### Dataset extract
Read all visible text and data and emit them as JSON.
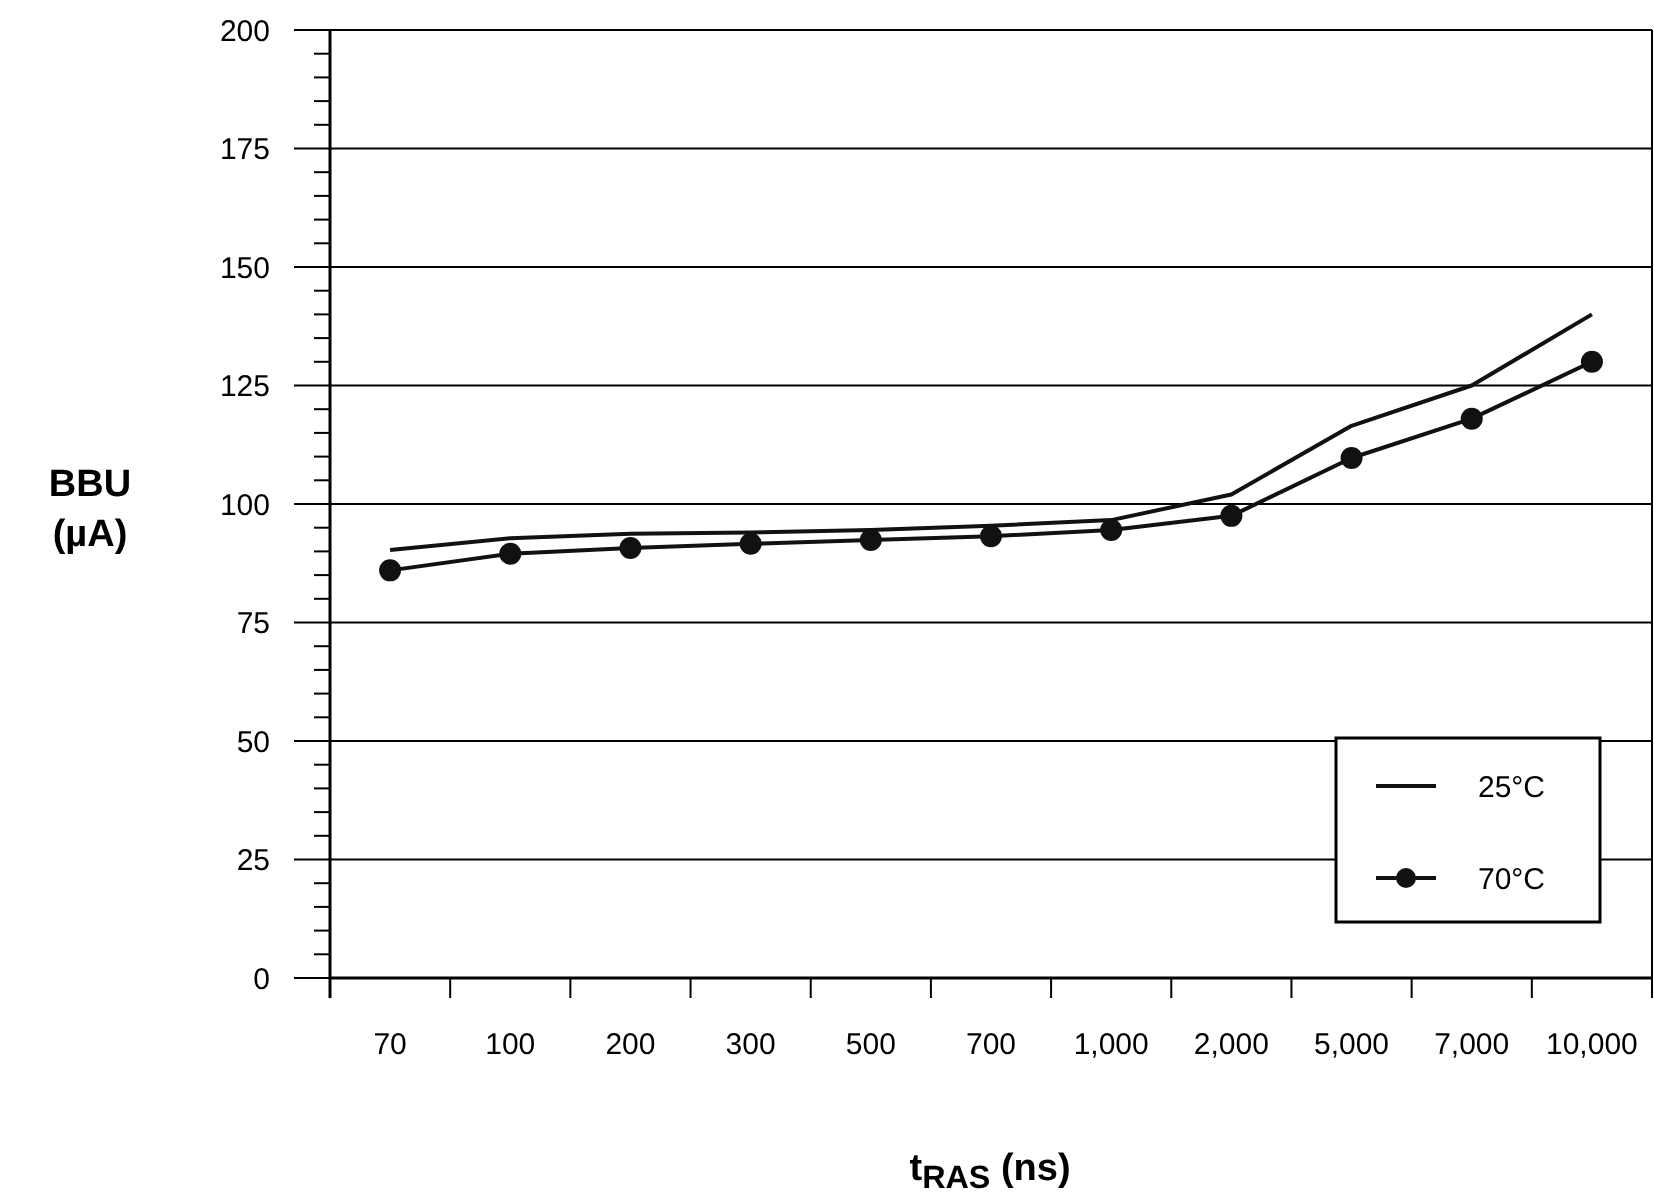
{
  "chart_data": {
    "type": "line",
    "xlabel": "t$_{RAS}$ (ns)",
    "ylabel": "BBU\n(µA)",
    "categories": [
      "70",
      "100",
      "200",
      "300",
      "500",
      "700",
      "1,000",
      "2,000",
      "5,000",
      "7,000",
      "10,000"
    ],
    "series": [
      {
        "name": "25°C",
        "color": "#111111",
        "marker": "none",
        "values": [
          90.3,
          92.8,
          93.7,
          94,
          94.5,
          95.4,
          96.6,
          102,
          116.5,
          125,
          140
        ]
      },
      {
        "name": "70°C",
        "color": "#111111",
        "marker": "circle",
        "values": [
          86,
          89.5,
          90.7,
          91.6,
          92.4,
          93.2,
          94.5,
          97.5,
          109.7,
          118,
          130
        ]
      }
    ],
    "ylim": [
      0,
      200
    ],
    "yticks": [
      0,
      {
        "value": 5,
        "label": null
      },
      {
        "value": 10,
        "label": null
      },
      {
        "value": 15,
        "label": null
      },
      {
        "value": 20,
        "label": null
      },
      25,
      {
        "value": 30,
        "label": null
      },
      {
        "value": 35,
        "label": null
      },
      {
        "value": 40,
        "label": null
      },
      {
        "value": 45,
        "label": null
      },
      50,
      {
        "value": 55,
        "label": null
      },
      {
        "value": 60,
        "label": null
      },
      {
        "value": 65,
        "label": null
      },
      {
        "value": 70,
        "label": null
      },
      75,
      {
        "value": 80,
        "label": null
      },
      {
        "value": 85,
        "label": null
      },
      {
        "value": 90,
        "label": null
      },
      {
        "value": 95,
        "label": null
      },
      100,
      {
        "value": 105,
        "label": null
      },
      {
        "value": 110,
        "label": null
      },
      {
        "value": 115,
        "label": null
      },
      {
        "value": 120,
        "label": null
      },
      125,
      {
        "value": 130,
        "label": null
      },
      {
        "value": 135,
        "label": null
      },
      {
        "value": 140,
        "label": null
      },
      {
        "value": 145,
        "label": null
      },
      150,
      {
        "value": 155,
        "label": null
      },
      {
        "value": 160,
        "label": null
      },
      {
        "value": 165,
        "label": null
      },
      {
        "value": 170,
        "label": null
      },
      175,
      {
        "value": 180,
        "label": null
      },
      {
        "value": 185,
        "label": null
      },
      {
        "value": 190,
        "label": null
      },
      {
        "value": 195,
        "label": null
      },
      200
    ],
    "grid": "y",
    "legend": "bottom right",
    "line_style": "solid"
  }
}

### Aim
With the pictures omitted, reproduce the records in full and exactly.

### Solution to this exercise
Read all visible text and data and emit them as JSON.
{
  "chart_data": {
    "type": "line",
    "xlabel": "t$_{RAS}$ (ns)",
    "ylabel": "BBU\n(µA)",
    "categories": [
      "70",
      "100",
      "200",
      "300",
      "500",
      "700",
      "1,000",
      "2,000",
      "5,000",
      "7,000",
      "10,000"
    ],
    "series": [
      {
        "name": "25°C",
        "color": "#111111",
        "marker": "none",
        "values": [
          90.3,
          92.8,
          93.7,
          94,
          94.5,
          95.4,
          96.6,
          102,
          116.5,
          125,
          140
        ]
      },
      {
        "name": "70°C",
        "color": "#111111",
        "marker": "circle",
        "values": [
          86,
          89.5,
          90.7,
          91.6,
          92.4,
          93.2,
          94.5,
          97.5,
          109.7,
          118,
          130
        ]
      }
    ],
    "ylim": [
      0,
      200
    ],
    "yticks": [
      0,
      {
        "value": 5,
        "label": null
      },
      {
        "value": 10,
        "label": null
      },
      {
        "value": 15,
        "label": null
      },
      {
        "value": 20,
        "label": null
      },
      25,
      {
        "value": 30,
        "label": null
      },
      {
        "value": 35,
        "label": null
      },
      {
        "value": 40,
        "label": null
      },
      {
        "value": 45,
        "label": null
      },
      50,
      {
        "value": 55,
        "label": null
      },
      {
        "value": 60,
        "label": null
      },
      {
        "value": 65,
        "label": null
      },
      {
        "value": 70,
        "label": null
      },
      75,
      {
        "value": 80,
        "label": null
      },
      {
        "value": 85,
        "label": null
      },
      {
        "value": 90,
        "label": null
      },
      {
        "value": 95,
        "label": null
      },
      100,
      {
        "value": 105,
        "label": null
      },
      {
        "value": 110,
        "label": null
      },
      {
        "value": 115,
        "label": null
      },
      {
        "value": 120,
        "label": null
      },
      125,
      {
        "value": 130,
        "label": null
      },
      {
        "value": 135,
        "label": null
      },
      {
        "value": 140,
        "label": null
      },
      {
        "value": 145,
        "label": null
      },
      150,
      {
        "value": 155,
        "label": null
      },
      {
        "value": 160,
        "label": null
      },
      {
        "value": 165,
        "label": null
      },
      {
        "value": 170,
        "label": null
      },
      175,
      {
        "value": 180,
        "label": null
      },
      {
        "value": 185,
        "label": null
      },
      {
        "value": 190,
        "label": null
      },
      {
        "value": 195,
        "label": null
      },
      200
    ],
    "grid": "y",
    "legend": "bottom right",
    "line_style": "solid"
  }
}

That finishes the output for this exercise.